# TASK INSTRUCTIONS:
Find the string "Pino" in the records. Copy every line it appears in.
--- DATA EXTRACTS Enclosed Below ---
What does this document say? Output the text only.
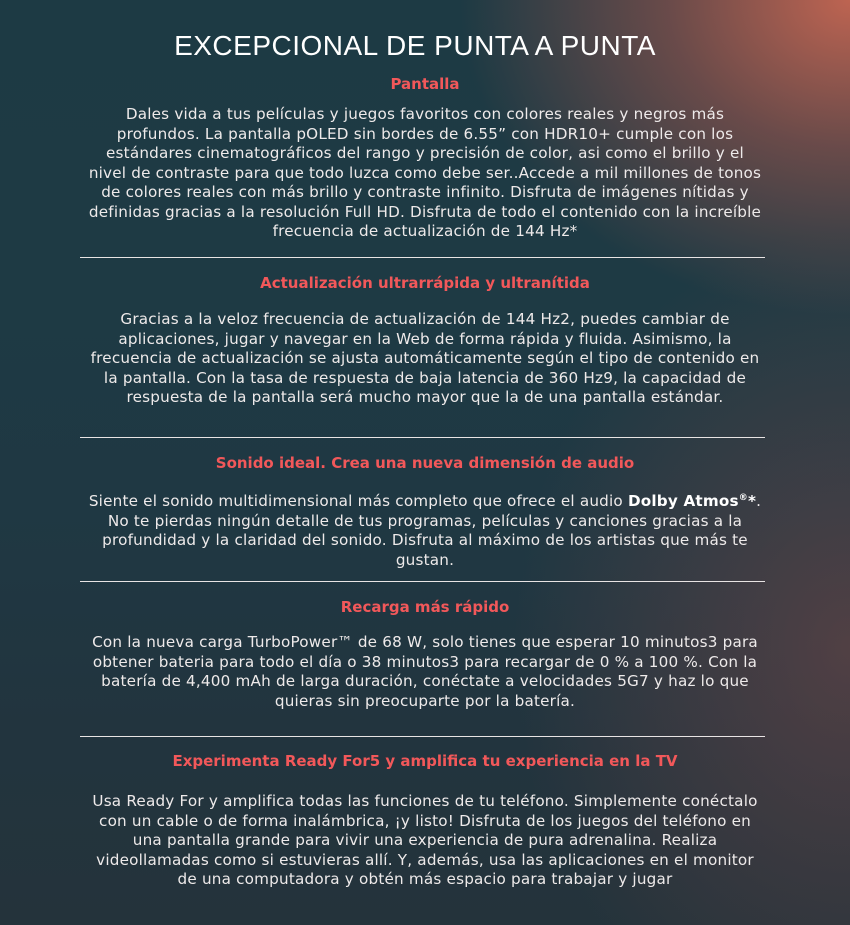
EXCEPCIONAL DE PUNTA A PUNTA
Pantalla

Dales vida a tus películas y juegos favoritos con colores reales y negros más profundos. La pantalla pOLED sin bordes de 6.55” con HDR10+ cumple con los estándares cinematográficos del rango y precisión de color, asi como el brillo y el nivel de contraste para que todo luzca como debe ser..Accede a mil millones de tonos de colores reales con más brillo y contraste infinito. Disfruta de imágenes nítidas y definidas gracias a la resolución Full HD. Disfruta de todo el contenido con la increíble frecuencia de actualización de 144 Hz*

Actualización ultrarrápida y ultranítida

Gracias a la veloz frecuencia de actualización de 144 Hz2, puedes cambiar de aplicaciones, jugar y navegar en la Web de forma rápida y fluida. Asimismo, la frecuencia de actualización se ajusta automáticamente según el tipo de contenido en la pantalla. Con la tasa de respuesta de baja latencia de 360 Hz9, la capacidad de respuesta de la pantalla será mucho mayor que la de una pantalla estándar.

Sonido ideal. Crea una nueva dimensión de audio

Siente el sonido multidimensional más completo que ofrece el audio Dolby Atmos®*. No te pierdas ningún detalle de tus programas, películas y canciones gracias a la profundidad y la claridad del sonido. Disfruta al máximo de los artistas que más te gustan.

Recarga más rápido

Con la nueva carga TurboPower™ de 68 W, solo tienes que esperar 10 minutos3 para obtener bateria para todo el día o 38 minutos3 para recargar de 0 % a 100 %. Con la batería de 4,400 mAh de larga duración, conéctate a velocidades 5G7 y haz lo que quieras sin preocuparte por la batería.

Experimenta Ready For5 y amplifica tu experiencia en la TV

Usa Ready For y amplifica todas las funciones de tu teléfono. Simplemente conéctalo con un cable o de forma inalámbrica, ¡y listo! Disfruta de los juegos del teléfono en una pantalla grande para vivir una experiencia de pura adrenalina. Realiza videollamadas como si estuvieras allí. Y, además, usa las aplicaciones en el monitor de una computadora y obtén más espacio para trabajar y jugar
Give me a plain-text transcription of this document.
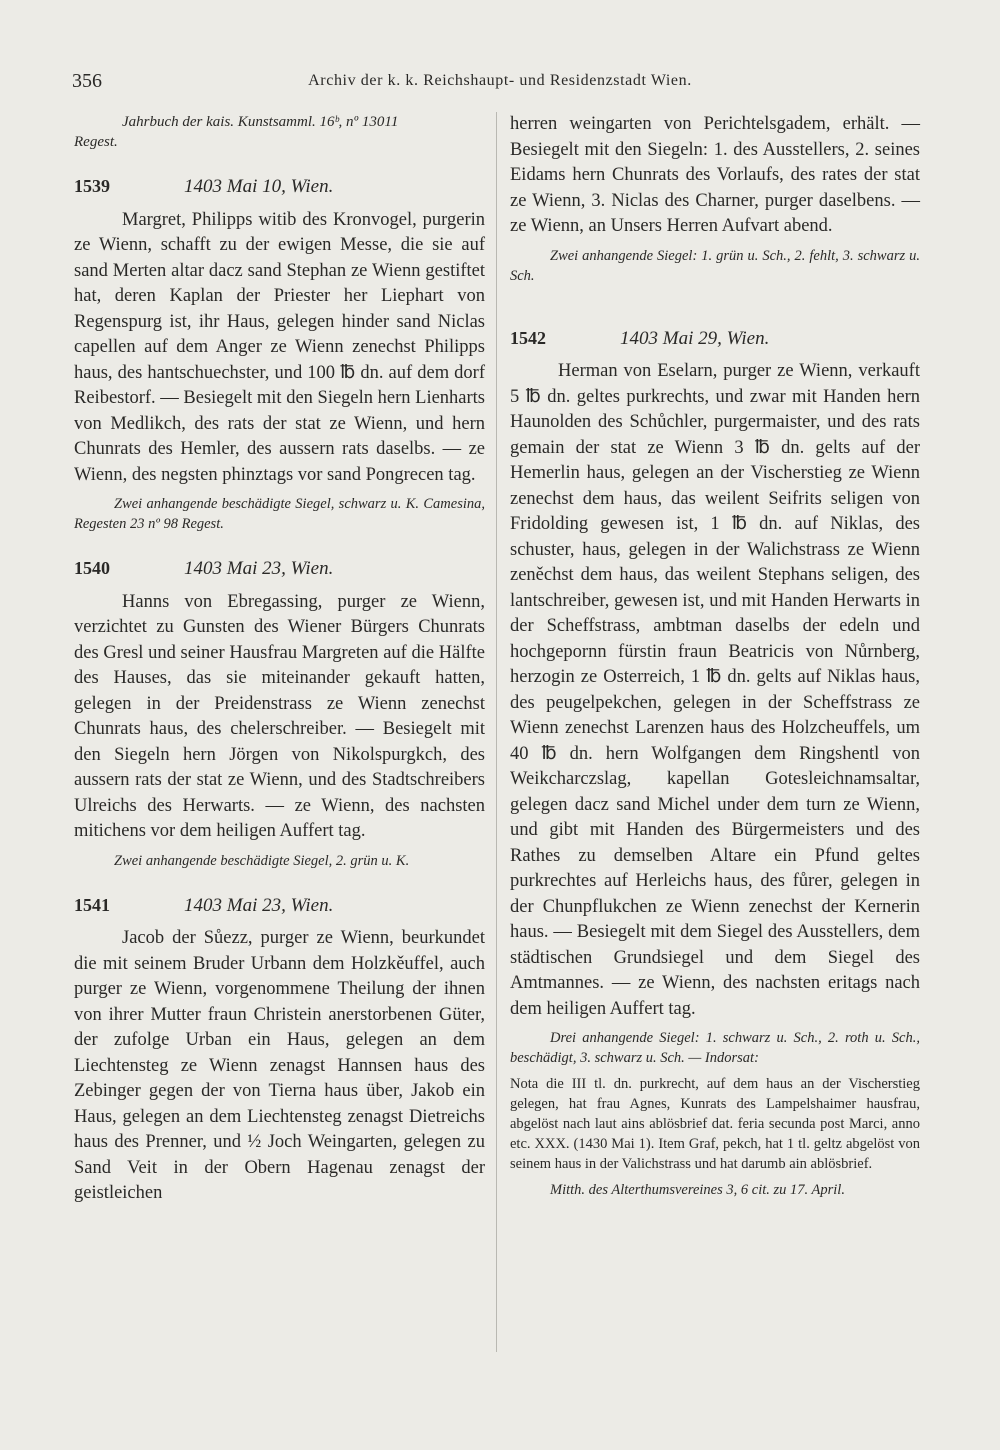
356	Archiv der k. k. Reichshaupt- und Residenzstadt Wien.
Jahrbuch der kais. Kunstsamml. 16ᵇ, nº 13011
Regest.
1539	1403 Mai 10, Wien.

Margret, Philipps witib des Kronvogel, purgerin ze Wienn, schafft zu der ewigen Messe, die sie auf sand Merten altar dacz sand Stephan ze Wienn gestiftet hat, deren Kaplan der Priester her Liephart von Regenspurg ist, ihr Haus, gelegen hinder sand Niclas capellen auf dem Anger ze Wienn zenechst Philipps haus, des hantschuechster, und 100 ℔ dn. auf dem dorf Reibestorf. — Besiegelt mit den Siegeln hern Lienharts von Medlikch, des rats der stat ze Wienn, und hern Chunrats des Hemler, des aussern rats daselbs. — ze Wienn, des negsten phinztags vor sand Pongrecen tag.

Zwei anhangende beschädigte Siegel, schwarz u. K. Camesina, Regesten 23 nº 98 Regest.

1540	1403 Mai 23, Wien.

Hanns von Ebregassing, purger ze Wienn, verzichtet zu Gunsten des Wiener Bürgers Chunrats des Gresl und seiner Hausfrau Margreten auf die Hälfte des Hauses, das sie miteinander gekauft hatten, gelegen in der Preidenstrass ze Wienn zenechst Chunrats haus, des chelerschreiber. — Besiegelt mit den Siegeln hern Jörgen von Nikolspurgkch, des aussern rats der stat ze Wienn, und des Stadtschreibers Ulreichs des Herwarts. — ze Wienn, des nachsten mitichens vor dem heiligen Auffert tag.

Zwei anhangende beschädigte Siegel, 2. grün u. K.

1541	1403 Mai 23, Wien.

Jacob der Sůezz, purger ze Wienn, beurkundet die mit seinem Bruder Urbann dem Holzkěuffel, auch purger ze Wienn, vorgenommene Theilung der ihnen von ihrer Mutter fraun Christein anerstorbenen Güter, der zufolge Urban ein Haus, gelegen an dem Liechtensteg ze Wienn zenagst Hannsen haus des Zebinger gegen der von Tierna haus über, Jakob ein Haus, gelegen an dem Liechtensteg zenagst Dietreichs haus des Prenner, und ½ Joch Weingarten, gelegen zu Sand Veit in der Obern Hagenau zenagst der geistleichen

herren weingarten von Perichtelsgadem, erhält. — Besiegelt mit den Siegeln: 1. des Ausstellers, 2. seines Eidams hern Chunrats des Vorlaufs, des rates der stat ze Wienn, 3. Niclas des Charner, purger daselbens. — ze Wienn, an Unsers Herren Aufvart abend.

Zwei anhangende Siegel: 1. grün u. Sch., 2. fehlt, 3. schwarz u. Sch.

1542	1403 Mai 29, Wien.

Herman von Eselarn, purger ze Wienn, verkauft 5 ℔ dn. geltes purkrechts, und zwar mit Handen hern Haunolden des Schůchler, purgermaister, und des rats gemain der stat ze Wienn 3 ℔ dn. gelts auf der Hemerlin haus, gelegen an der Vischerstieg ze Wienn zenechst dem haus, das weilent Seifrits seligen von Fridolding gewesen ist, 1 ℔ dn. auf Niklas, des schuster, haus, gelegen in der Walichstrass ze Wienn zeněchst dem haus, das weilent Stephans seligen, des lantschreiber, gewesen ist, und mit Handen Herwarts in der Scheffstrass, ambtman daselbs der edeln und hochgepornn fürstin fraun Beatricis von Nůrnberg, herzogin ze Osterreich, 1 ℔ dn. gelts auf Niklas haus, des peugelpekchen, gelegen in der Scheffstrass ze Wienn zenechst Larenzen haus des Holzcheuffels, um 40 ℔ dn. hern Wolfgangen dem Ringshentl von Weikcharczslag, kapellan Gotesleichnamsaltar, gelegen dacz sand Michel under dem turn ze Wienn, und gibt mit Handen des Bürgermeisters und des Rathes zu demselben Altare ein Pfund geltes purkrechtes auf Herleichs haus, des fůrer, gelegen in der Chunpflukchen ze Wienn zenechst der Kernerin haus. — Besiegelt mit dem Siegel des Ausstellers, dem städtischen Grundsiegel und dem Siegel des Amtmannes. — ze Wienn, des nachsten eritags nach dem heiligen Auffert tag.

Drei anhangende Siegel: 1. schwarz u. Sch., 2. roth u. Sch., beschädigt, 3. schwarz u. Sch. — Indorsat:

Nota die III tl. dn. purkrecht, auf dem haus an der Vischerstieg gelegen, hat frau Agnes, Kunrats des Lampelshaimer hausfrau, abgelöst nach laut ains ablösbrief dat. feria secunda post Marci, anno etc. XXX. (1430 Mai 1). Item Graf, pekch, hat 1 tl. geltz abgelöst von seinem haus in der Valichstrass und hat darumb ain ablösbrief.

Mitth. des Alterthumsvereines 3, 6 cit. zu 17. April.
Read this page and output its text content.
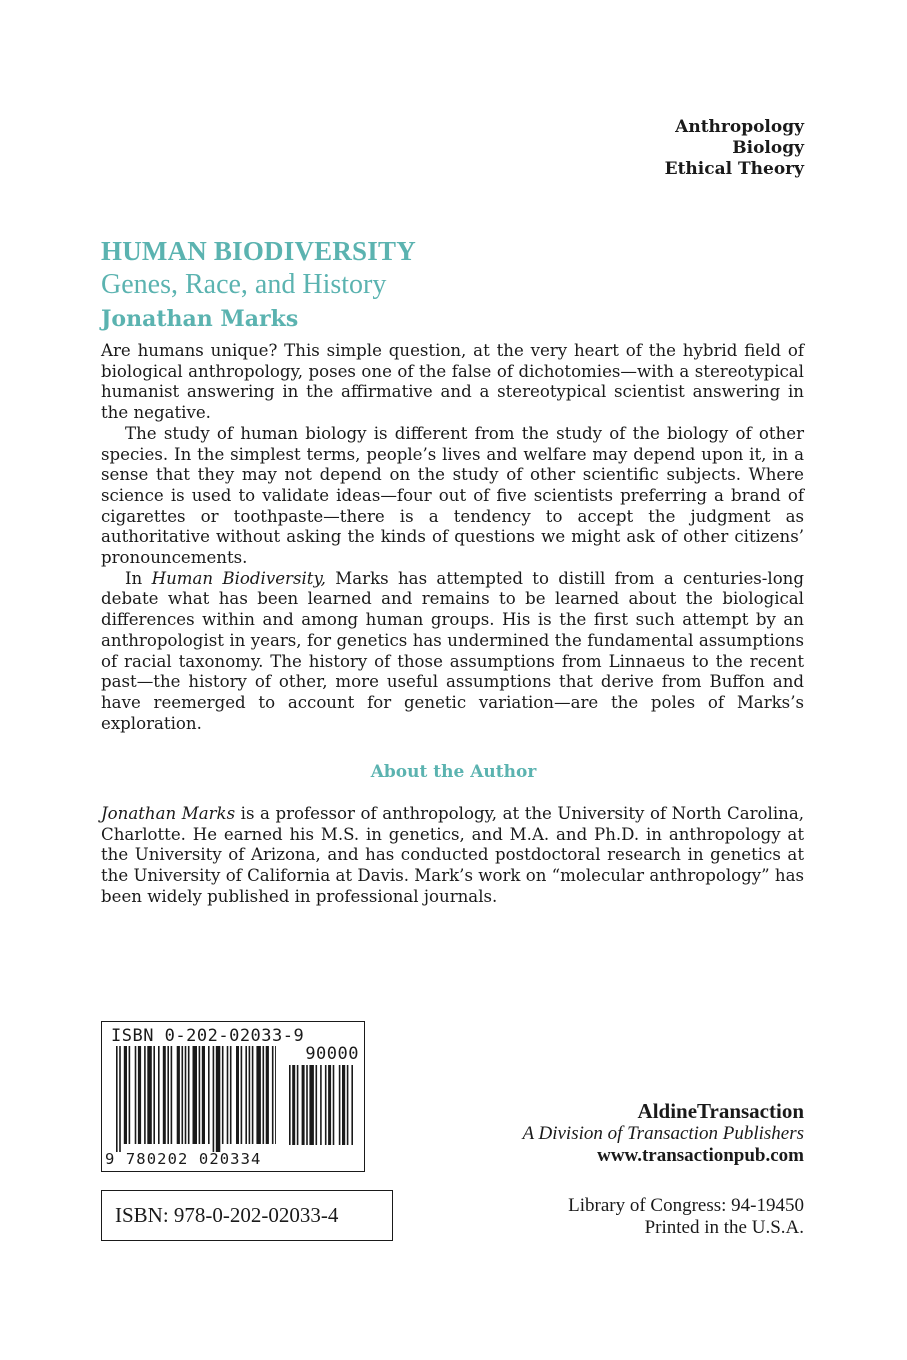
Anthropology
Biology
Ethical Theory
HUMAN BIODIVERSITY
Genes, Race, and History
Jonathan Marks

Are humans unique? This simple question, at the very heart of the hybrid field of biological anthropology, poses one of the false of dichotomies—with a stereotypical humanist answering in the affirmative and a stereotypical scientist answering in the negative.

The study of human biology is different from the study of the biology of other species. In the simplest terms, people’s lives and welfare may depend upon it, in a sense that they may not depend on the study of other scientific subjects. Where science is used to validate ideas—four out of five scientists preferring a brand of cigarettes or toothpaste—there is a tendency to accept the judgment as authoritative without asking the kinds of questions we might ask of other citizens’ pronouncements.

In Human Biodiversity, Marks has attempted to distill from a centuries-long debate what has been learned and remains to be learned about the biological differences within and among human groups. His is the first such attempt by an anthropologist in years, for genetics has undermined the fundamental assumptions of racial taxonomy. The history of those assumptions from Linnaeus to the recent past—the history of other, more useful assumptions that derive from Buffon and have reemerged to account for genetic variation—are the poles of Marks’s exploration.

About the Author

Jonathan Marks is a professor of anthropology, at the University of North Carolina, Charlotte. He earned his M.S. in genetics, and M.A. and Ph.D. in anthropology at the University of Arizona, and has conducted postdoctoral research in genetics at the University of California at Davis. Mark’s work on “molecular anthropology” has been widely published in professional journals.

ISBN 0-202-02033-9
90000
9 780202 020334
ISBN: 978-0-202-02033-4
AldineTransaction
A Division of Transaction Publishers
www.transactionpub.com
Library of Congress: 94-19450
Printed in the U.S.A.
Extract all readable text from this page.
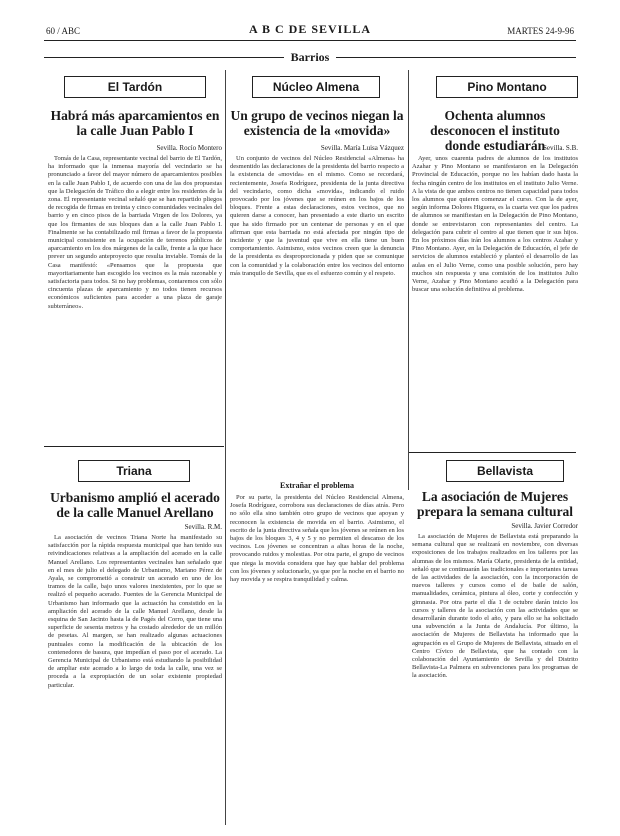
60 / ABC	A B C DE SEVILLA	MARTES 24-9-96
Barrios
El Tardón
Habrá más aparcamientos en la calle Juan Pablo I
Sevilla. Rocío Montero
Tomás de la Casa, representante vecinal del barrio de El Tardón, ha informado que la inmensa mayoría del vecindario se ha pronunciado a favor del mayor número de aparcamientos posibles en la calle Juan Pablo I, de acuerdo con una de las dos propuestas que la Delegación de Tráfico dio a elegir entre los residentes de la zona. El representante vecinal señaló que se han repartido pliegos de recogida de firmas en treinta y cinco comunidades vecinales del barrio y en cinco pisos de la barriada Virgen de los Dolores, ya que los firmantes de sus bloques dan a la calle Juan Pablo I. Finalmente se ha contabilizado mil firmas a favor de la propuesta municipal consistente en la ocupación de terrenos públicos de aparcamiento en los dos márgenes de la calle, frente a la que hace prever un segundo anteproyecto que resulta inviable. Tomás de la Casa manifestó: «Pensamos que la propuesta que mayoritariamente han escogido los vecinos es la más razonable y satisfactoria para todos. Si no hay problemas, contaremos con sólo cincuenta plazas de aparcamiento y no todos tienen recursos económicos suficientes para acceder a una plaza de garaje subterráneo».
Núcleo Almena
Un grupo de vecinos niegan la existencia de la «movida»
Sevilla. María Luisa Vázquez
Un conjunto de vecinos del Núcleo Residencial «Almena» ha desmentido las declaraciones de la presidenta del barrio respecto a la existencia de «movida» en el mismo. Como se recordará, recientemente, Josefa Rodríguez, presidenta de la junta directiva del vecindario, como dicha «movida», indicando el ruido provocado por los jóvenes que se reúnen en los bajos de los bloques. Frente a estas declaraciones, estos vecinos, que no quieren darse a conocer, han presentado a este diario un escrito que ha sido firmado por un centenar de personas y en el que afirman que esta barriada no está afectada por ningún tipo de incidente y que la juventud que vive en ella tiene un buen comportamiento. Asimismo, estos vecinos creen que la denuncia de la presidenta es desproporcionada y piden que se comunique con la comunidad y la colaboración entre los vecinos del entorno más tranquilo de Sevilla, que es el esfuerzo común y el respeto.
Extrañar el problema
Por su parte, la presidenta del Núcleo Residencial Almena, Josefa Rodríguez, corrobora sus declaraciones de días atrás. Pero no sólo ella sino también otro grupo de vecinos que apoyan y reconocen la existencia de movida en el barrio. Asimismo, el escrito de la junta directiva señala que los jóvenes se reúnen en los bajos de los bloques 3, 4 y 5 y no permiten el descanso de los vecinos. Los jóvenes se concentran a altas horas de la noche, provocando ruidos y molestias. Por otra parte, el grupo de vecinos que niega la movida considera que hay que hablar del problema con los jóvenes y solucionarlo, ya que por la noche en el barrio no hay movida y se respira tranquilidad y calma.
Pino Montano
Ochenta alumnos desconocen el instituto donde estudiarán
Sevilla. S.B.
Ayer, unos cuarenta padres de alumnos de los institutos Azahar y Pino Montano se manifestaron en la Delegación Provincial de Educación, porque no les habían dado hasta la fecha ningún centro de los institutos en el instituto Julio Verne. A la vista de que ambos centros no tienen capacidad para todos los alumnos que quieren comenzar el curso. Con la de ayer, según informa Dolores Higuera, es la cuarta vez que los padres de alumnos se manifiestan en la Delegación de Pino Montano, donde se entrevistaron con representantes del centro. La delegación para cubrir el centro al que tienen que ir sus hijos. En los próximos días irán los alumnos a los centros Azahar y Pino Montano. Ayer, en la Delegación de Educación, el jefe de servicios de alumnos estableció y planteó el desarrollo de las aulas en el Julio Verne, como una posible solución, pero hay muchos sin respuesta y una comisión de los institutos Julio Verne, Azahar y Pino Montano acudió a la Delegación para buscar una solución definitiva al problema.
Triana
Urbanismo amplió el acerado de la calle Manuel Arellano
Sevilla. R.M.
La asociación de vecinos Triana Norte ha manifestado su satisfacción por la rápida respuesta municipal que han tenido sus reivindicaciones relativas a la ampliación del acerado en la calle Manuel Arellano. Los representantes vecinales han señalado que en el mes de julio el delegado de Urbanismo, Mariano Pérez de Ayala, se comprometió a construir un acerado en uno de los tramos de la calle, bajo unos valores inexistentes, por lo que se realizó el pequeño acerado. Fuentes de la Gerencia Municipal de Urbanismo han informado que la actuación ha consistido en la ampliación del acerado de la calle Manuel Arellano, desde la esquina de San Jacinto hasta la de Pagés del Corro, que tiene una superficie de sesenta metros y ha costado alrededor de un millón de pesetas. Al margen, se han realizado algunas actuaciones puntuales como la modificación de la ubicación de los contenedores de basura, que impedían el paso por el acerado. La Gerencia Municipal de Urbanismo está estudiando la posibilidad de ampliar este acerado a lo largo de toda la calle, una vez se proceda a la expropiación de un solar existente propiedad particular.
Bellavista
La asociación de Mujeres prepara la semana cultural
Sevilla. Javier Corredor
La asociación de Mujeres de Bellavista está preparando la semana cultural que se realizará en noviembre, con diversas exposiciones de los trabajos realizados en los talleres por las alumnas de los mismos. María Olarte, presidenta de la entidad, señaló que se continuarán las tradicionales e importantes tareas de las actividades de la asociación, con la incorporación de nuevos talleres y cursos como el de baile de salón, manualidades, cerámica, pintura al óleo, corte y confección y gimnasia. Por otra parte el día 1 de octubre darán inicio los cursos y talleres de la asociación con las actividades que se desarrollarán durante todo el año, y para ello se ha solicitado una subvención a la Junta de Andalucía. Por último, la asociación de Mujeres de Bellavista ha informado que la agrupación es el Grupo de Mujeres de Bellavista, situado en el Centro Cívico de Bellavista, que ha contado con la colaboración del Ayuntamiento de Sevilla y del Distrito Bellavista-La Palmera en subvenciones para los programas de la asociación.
--- End of Enclosed DATA EXTRACTS ---
# OUTPUT OF THE EXERCISE:
Pino Montano
Ayer, unos cuarenta padres de alumnos de los institutos Azahar y Pino Montano se manifestaron en la Delegación Provincial de Educación, porque no les habían dado hasta la fecha ningún centro de los institutos en el instituto Julio Verne. A la vista de que ambos centros no tienen capacidad para todos los alumnos que quieren comenzar el curso. Con la de ayer, según informa Dolores Higuera, es la cuarta vez que los padres de alumnos se manifiestan en la Delegación de Pino Montano, donde se entrevistaron con representantes del centro. La delegación para cubrir el centro al que tienen que ir sus hijos. En los próximos días irán los alumnos a los centros Azahar y Pino Montano. Ayer, en la Delegación de Educación, el jefe de servicios de alumnos estableció y planteó el desarrollo de las aulas en el Julio Verne, como una posible solución, pero hay muchos sin respuesta y una comisión de los institutos Julio Verne, Azahar y Pino Montano acudió a la Delegación para buscar una solución definitiva al problema.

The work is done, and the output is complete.